● Data supplied
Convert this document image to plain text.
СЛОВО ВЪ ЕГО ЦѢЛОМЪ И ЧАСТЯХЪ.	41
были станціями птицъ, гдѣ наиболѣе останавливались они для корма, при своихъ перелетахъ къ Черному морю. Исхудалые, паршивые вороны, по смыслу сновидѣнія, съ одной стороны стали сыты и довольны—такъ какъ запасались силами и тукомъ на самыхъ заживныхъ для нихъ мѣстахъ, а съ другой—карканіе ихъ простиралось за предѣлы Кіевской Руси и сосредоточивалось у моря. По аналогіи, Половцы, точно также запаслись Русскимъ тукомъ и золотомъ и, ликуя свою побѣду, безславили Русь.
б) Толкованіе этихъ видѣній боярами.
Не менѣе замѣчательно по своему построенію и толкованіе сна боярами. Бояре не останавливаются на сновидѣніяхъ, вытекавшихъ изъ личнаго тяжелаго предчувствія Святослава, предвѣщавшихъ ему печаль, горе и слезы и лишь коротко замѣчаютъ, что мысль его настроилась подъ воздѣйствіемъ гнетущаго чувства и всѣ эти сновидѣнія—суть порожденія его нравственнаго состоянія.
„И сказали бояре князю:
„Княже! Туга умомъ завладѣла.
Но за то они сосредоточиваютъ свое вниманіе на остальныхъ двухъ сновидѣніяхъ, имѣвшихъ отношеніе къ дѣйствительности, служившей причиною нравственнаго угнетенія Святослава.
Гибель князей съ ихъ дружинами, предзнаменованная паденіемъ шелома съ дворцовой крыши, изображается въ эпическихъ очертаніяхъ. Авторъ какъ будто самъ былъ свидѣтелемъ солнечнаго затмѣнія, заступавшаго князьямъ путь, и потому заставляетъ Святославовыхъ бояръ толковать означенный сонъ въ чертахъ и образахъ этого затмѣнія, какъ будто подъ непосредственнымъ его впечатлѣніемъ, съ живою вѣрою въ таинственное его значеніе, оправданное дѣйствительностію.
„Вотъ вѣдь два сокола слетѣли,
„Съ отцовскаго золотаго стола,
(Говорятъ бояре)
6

● Your instructions
Reproduce each line verbatim.

● Reply to the task
Convert this document image to plain text.
СЛОВО ВЪ ЕГО ЦѢЛОМЪ И ЧАСТЯХЪ.	41
были станціями птицъ, гдѣ наиболѣе останавливались они для корма, при своихъ перелетахъ къ Черному морю. Исхудалые, паршивые вороны, по смыслу сновидѣнія, съ одной стороны стали сыты и довольны—такъ какъ запасались силами и тукомъ на самыхъ заживныхъ для нихъ мѣстахъ, а съ другой—карканіе ихъ простиралось за предѣлы Кіевской Руси и сосредоточивалось у моря. По аналогіи, Половцы, точно также запаслись Русскимъ тукомъ и золотомъ и, ликуя свою побѣду, безславили Русь.
б) Толкованіе этихъ видѣній боярами.
Не менѣе замѣчательно по своему построенію и толкованіе сна боярами. Бояре не останавливаются на сновидѣніяхъ, вытекавшихъ изъ личнаго тяжелаго предчувствія Святослава, предвѣщавшихъ ему печаль, горе и слезы и лишь коротко замѣчаютъ, что мысль его настроилась подъ воздѣйствіемъ гнетущаго чувства и всѣ эти сновидѣнія—суть порожденія его нравственнаго состоянія.
„И сказали бояре князю:
„Княже! Туга умомъ завладѣла.
Но за то они сосредоточиваютъ свое вниманіе на остальныхъ двухъ сновидѣніяхъ, имѣвшихъ отношеніе къ дѣйствительности, служившей причиною нравственнаго угнетенія Святослава.
Гибель князей съ ихъ дружинами, предзнаменованная паденіемъ шелома съ дворцовой крыши, изображается въ эпическихъ очертаніяхъ. Авторъ какъ будто самъ былъ свидѣтелемъ солнечнаго затмѣнія, заступавшаго князьямъ путь, и потому заставляетъ Святославовыхъ бояръ толковать означенный сонъ въ чертахъ и образахъ этого затмѣнія, какъ будто подъ непосредственнымъ его впечатлѣніемъ, съ живою вѣрою въ таинственное его значеніе, оправданное дѣйствительностію.
„Вотъ вѣдь два сокола слетѣли,
„Съ отцовскаго золотаго стола,
(Говорятъ бояре)
6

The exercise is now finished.